• ROWS:
>> Begin
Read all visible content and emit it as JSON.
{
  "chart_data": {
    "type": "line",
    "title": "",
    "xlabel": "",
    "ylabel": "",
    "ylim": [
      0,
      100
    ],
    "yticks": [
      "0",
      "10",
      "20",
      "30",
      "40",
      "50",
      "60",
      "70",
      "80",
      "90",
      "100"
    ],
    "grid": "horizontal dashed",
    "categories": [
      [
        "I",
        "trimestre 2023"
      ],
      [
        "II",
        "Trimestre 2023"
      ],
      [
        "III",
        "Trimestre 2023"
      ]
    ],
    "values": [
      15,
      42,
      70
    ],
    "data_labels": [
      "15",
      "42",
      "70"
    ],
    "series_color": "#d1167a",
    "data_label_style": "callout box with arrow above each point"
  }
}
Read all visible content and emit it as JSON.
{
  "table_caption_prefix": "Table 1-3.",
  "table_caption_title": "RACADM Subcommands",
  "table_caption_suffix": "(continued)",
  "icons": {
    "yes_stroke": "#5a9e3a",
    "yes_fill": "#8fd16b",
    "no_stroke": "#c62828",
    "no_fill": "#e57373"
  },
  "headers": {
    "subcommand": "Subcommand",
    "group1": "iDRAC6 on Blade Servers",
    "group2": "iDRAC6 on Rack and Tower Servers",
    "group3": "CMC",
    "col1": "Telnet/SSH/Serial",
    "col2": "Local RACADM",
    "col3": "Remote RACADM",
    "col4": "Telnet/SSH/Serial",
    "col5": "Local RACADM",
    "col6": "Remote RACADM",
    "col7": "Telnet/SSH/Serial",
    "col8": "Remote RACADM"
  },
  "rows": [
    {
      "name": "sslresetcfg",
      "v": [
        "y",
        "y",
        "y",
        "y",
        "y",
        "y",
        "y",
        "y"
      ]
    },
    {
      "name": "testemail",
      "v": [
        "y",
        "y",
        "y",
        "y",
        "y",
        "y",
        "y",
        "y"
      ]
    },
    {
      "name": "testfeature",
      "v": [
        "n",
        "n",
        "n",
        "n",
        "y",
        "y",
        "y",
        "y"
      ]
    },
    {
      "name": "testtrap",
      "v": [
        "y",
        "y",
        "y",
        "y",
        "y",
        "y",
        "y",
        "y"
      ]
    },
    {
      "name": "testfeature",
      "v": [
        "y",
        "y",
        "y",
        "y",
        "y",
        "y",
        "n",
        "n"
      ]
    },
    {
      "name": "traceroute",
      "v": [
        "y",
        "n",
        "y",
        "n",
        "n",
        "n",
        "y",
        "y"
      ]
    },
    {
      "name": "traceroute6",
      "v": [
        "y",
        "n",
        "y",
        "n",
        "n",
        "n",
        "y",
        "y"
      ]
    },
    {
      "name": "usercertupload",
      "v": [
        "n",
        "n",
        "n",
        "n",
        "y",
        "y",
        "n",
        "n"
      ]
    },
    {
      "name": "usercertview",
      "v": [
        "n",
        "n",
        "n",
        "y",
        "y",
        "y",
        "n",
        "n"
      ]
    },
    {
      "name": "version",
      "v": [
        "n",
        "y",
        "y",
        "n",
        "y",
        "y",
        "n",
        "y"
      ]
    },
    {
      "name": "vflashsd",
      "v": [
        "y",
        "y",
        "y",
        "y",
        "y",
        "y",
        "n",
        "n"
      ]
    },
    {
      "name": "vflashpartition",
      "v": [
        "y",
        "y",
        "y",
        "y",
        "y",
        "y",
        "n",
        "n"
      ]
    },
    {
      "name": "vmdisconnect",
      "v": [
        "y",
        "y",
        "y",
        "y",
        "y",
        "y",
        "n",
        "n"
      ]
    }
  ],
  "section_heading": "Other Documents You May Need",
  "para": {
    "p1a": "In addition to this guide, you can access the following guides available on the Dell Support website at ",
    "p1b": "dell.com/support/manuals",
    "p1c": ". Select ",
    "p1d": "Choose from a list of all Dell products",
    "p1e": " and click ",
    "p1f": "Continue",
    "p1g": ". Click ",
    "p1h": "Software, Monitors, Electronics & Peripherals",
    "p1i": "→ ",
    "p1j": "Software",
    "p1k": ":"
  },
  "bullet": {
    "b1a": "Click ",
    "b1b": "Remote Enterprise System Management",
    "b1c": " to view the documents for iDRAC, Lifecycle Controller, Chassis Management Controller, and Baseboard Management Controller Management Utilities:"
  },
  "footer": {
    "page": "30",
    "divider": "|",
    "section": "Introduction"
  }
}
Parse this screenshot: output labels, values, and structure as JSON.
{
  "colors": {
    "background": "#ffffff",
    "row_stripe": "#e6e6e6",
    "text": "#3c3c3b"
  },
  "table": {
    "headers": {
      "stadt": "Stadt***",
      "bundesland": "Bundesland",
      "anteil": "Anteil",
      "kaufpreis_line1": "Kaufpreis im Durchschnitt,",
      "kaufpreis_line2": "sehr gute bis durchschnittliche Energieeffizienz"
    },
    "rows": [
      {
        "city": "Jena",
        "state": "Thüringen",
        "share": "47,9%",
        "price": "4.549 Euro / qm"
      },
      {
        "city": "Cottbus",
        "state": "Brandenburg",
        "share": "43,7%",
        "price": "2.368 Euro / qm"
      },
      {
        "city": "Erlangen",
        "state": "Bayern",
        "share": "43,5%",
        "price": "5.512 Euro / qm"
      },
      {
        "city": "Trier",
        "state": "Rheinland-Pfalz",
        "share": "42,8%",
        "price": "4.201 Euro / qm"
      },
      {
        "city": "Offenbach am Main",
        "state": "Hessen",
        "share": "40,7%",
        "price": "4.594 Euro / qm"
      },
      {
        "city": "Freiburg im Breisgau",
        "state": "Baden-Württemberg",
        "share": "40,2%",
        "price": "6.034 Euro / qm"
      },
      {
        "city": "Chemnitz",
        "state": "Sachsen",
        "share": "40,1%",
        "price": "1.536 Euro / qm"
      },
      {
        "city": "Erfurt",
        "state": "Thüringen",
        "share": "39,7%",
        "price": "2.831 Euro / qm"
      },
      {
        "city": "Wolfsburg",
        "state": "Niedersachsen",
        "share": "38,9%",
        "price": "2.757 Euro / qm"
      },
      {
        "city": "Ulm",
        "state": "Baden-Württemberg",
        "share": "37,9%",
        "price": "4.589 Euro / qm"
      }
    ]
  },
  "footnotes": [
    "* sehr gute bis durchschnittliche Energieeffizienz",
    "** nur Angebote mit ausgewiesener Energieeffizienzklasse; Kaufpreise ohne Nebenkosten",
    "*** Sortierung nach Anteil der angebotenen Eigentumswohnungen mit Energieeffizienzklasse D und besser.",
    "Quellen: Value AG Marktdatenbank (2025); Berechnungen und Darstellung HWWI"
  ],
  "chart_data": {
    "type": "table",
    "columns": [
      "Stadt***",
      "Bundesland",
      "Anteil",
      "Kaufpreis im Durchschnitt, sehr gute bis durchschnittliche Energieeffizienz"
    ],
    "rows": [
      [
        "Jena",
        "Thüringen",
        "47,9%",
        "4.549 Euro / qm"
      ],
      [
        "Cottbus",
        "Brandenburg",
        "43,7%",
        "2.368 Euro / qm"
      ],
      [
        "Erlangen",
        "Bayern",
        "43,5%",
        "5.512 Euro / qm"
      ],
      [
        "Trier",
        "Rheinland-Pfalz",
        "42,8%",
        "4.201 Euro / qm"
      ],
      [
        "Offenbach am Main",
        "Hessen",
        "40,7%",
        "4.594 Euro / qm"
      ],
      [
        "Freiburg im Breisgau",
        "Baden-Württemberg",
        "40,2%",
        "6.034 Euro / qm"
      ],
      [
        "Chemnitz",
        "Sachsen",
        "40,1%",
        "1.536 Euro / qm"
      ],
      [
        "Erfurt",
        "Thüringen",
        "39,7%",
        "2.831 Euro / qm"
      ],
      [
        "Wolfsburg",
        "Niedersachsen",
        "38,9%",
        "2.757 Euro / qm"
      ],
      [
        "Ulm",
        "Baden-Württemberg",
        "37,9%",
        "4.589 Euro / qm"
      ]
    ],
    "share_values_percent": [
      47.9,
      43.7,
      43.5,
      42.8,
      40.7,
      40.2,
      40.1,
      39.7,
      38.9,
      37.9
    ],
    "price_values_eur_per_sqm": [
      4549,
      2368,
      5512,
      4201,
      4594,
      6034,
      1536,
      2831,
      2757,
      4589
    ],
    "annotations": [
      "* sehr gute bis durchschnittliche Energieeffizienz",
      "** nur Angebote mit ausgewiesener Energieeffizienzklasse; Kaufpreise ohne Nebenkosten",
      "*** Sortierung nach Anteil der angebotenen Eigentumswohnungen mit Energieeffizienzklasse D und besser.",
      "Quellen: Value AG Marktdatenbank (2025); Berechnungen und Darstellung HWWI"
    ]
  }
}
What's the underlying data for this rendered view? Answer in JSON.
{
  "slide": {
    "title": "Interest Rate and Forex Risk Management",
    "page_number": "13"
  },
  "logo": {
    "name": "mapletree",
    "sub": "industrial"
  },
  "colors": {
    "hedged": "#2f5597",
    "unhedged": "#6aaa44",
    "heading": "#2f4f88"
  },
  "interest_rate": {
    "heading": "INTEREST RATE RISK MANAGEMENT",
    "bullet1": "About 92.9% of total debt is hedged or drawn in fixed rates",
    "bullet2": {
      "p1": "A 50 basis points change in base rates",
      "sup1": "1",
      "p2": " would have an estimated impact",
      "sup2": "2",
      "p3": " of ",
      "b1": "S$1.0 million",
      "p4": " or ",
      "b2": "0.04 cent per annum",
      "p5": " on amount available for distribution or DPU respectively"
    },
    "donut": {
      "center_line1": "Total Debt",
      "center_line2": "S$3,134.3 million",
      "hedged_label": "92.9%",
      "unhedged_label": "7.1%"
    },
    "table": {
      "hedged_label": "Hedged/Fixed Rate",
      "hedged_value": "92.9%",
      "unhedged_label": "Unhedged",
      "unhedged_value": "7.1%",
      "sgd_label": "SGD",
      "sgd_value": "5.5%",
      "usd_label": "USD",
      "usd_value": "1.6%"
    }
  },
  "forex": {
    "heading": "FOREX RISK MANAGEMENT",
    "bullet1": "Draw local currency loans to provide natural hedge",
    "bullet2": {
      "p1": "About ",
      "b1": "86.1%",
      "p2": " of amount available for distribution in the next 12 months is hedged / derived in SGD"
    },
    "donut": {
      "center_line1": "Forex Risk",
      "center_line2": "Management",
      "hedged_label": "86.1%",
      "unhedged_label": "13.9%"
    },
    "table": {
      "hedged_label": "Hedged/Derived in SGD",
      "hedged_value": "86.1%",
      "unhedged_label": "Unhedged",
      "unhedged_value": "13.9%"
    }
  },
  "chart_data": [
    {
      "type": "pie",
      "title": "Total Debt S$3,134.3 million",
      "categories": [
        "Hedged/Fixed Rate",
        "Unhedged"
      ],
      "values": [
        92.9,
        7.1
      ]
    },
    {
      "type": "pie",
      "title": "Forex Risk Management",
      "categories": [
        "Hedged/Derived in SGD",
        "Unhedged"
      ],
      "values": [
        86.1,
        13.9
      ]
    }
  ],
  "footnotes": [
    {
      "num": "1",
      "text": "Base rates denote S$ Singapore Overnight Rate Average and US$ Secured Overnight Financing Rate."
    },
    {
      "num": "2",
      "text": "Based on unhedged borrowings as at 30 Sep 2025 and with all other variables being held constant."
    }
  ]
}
>> End
From the entries above, return each line with the word "Kaufpreise" in it.

    "** nur Angebote mit ausgewiesener Energieeffizienzklasse; Kaufpreise ohne Nebenkosten",
      "** nur Angebote mit ausgewiesener Energieeffizienzklasse; Kaufpreise ohne Nebenkosten",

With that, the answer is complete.